Repeat the data that follows, word for word, without the images.
===== Data entries
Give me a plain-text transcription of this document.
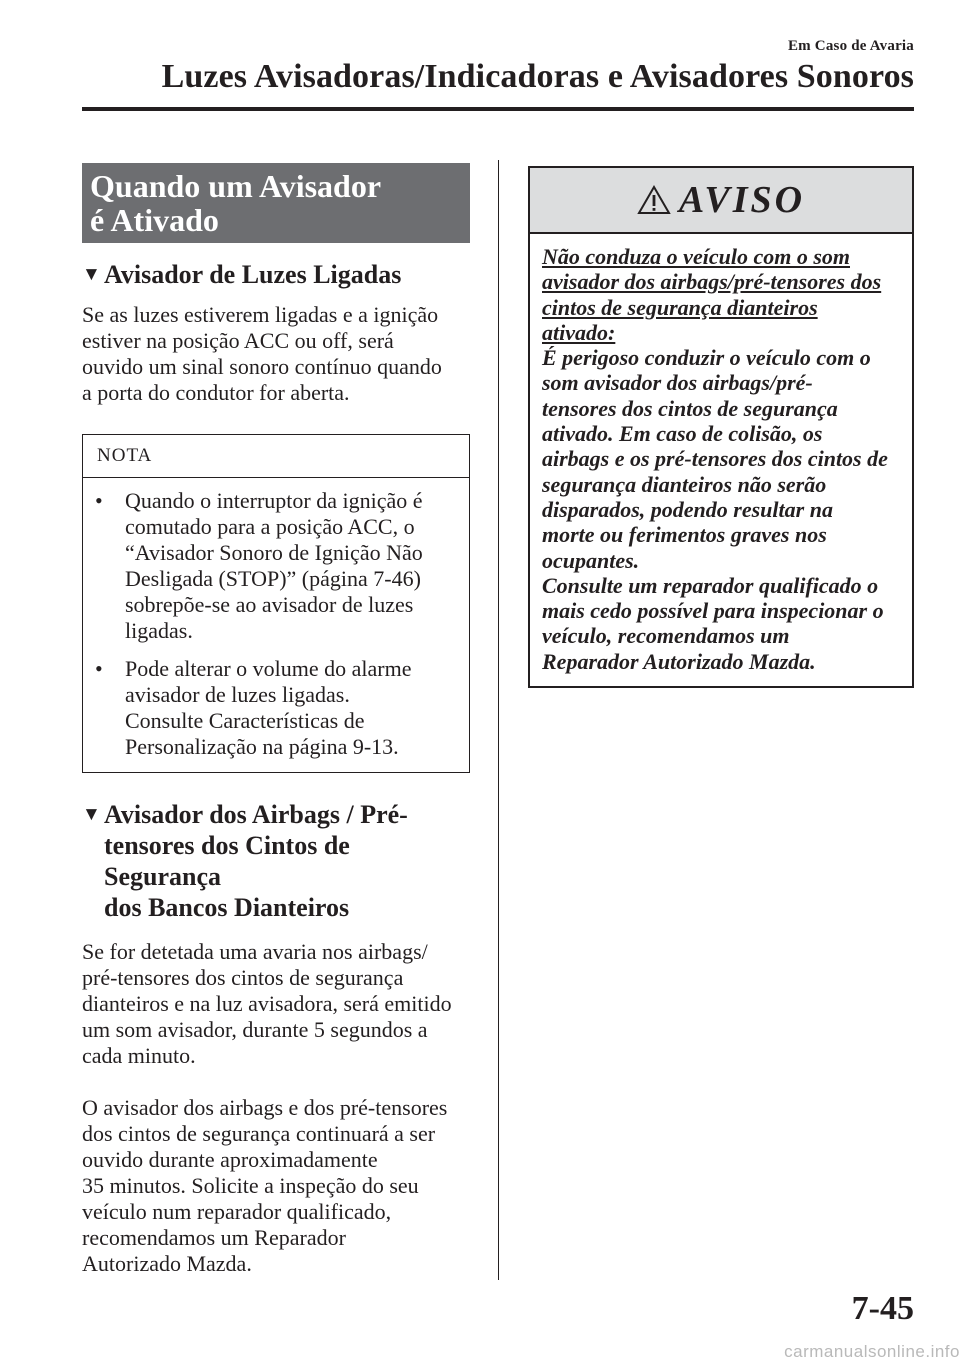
Em Caso de Avaria
Luzes Avisadoras/Indicadoras e Avisadores Sonoros
Quando um Avisador
é Ativado
▼ Avisador de Luzes Ligadas

Se as luzes estiverem ligadas e a ignição
estiver na posição ACC ou off, será
ouvido um sinal sonoro contínuo quando
a porta do condutor for aberta.

NOTA
•	Quando o interruptor da ignição é
comutado para a posição ACC, o
“Avisador Sonoro de Ignição Não
Desligada (STOP)” (página 7-46)
sobrepõe-se ao avisador de luzes
ligadas.
•	Pode alterar o volume do alarme
avisador de luzes ligadas.
Consulte Características de
Personalização na página 9-13.
▼ Avisador dos Airbags / Pré-
tensores dos Cintos de Segurança
dos Bancos Dianteiros

Se for detetada uma avaria nos airbags/
pré-tensores dos cintos de segurança
dianteiros e na luz avisadora, será emitido
um som avisador, durante 5 segundos a
cada minuto.

O avisador dos airbags e dos pré-tensores
dos cintos de segurança continuará a ser
ouvido durante aproximadamente
35 minutos. Solicite a inspeção do seu
veículo num reparador qualificado,
recomendamos um Reparador
Autorizado Mazda.

AVISO
Não conduza o veículo com o som
avisador dos airbags/pré-tensores dos
cintos de segurança dianteiros
ativado:
É perigoso conduzir o veículo com o
som avisador dos airbags/pré-
tensores dos cintos de segurança
ativado. Em caso de colisão, os
airbags e os pré-tensores dos cintos de
segurança dianteiros não serão
disparados, podendo resultar na
morte ou ferimentos graves nos
ocupantes.
Consulte um reparador qualificado o
mais cedo possível para inspecionar o
veículo, recomendamos um
Reparador Autorizado Mazda.
7-45
carmanualsonline.info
==========
▸ **Response for this exercise**
Give me a plain-text transcription of this document.
Em Caso de Avaria
Luzes Avisadoras/Indicadoras e Avisadores Sonoros
Quando um Avisador
é Ativado
▼ Avisador de Luzes Ligadas

Se as luzes estiverem ligadas e a ignição
estiver na posição ACC ou off, será
ouvido um sinal sonoro contínuo quando
a porta do condutor for aberta.

NOTA
•	Quando o interruptor da ignição é
comutado para a posição ACC, o
“Avisador Sonoro de Ignição Não
Desligada (STOP)” (página 7-46)
sobrepõe-se ao avisador de luzes
ligadas.
•	Pode alterar o volume do alarme
avisador de luzes ligadas.
Consulte Características de
Personalização na página 9-13.
▼ Avisador dos Airbags / Pré-
tensores dos Cintos de Segurança
dos Bancos Dianteiros

Se for detetada uma avaria nos airbags/
pré-tensores dos cintos de segurança
dianteiros e na luz avisadora, será emitido
um som avisador, durante 5 segundos a
cada minuto.

O avisador dos airbags e dos pré-tensores
dos cintos de segurança continuará a ser
ouvido durante aproximadamente
35 minutos. Solicite a inspeção do seu
veículo num reparador qualificado,
recomendamos um Reparador
Autorizado Mazda.

AVISO
Não conduza o veículo com o som
avisador dos airbags/pré-tensores dos
cintos de segurança dianteiros
ativado:
É perigoso conduzir o veículo com o
som avisador dos airbags/pré-
tensores dos cintos de segurança
ativado. Em caso de colisão, os
airbags e os pré-tensores dos cintos de
segurança dianteiros não serão
disparados, podendo resultar na
morte ou ferimentos graves nos
ocupantes.
Consulte um reparador qualificado o
mais cedo possível para inspecionar o
veículo, recomendamos um
Reparador Autorizado Mazda.
7-45
carmanualsonline.info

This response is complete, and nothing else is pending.